-- start of Working data --

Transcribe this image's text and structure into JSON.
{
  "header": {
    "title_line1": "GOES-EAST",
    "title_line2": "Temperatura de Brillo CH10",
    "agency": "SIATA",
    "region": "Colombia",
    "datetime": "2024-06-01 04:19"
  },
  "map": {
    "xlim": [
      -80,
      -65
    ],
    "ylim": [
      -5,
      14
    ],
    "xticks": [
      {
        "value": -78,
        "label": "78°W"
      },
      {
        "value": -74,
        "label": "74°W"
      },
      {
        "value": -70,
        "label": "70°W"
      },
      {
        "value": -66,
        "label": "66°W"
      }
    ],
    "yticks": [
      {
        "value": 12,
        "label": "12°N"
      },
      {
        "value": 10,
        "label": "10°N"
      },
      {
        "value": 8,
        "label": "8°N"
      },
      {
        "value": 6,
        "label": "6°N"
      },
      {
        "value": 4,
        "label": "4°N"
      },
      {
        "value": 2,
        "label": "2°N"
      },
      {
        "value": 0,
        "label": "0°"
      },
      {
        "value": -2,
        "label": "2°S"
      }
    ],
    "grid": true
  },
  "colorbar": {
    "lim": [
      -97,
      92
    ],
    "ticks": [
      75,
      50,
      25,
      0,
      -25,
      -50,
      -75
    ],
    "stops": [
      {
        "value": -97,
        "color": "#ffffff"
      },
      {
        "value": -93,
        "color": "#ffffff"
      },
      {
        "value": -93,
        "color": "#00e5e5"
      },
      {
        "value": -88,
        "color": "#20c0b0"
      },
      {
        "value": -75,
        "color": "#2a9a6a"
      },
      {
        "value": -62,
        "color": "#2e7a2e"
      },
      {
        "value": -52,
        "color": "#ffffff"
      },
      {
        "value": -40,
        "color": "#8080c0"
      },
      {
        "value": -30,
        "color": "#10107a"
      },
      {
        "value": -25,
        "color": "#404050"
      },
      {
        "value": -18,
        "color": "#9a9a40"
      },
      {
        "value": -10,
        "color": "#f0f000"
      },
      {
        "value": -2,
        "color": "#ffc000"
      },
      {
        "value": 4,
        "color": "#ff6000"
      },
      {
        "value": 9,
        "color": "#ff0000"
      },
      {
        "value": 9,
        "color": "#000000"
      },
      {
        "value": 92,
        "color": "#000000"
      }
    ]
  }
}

-- end of Working data --

- [Exercise requirements]: Retype the listing exactly, in full.

- [Task answer]:
Transcribe this image's text and structure into JSON.
{
  "header": {
    "title_line1": "GOES-EAST",
    "title_line2": "Temperatura de Brillo CH10",
    "agency": "SIATA",
    "region": "Colombia",
    "datetime": "2024-06-01 04:19"
  },
  "map": {
    "xlim": [
      -80,
      -65
    ],
    "ylim": [
      -5,
      14
    ],
    "xticks": [
      {
        "value": -78,
        "label": "78°W"
      },
      {
        "value": -74,
        "label": "74°W"
      },
      {
        "value": -70,
        "label": "70°W"
      },
      {
        "value": -66,
        "label": "66°W"
      }
    ],
    "yticks": [
      {
        "value": 12,
        "label": "12°N"
      },
      {
        "value": 10,
        "label": "10°N"
      },
      {
        "value": 8,
        "label": "8°N"
      },
      {
        "value": 6,
        "label": "6°N"
      },
      {
        "value": 4,
        "label": "4°N"
      },
      {
        "value": 2,
        "label": "2°N"
      },
      {
        "value": 0,
        "label": "0°"
      },
      {
        "value": -2,
        "label": "2°S"
      }
    ],
    "grid": true
  },
  "colorbar": {
    "lim": [
      -97,
      92
    ],
    "ticks": [
      75,
      50,
      25,
      0,
      -25,
      -50,
      -75
    ],
    "stops": [
      {
        "value": -97,
        "color": "#ffffff"
      },
      {
        "value": -93,
        "color": "#ffffff"
      },
      {
        "value": -93,
        "color": "#00e5e5"
      },
      {
        "value": -88,
        "color": "#20c0b0"
      },
      {
        "value": -75,
        "color": "#2a9a6a"
      },
      {
        "value": -62,
        "color": "#2e7a2e"
      },
      {
        "value": -52,
        "color": "#ffffff"
      },
      {
        "value": -40,
        "color": "#8080c0"
      },
      {
        "value": -30,
        "color": "#10107a"
      },
      {
        "value": -25,
        "color": "#404050"
      },
      {
        "value": -18,
        "color": "#9a9a40"
      },
      {
        "value": -10,
        "color": "#f0f000"
      },
      {
        "value": -2,
        "color": "#ffc000"
      },
      {
        "value": 4,
        "color": "#ff6000"
      },
      {
        "value": 9,
        "color": "#ff0000"
      },
      {
        "value": 9,
        "color": "#000000"
      },
      {
        "value": 92,
        "color": "#000000"
      }
    ]
  }
}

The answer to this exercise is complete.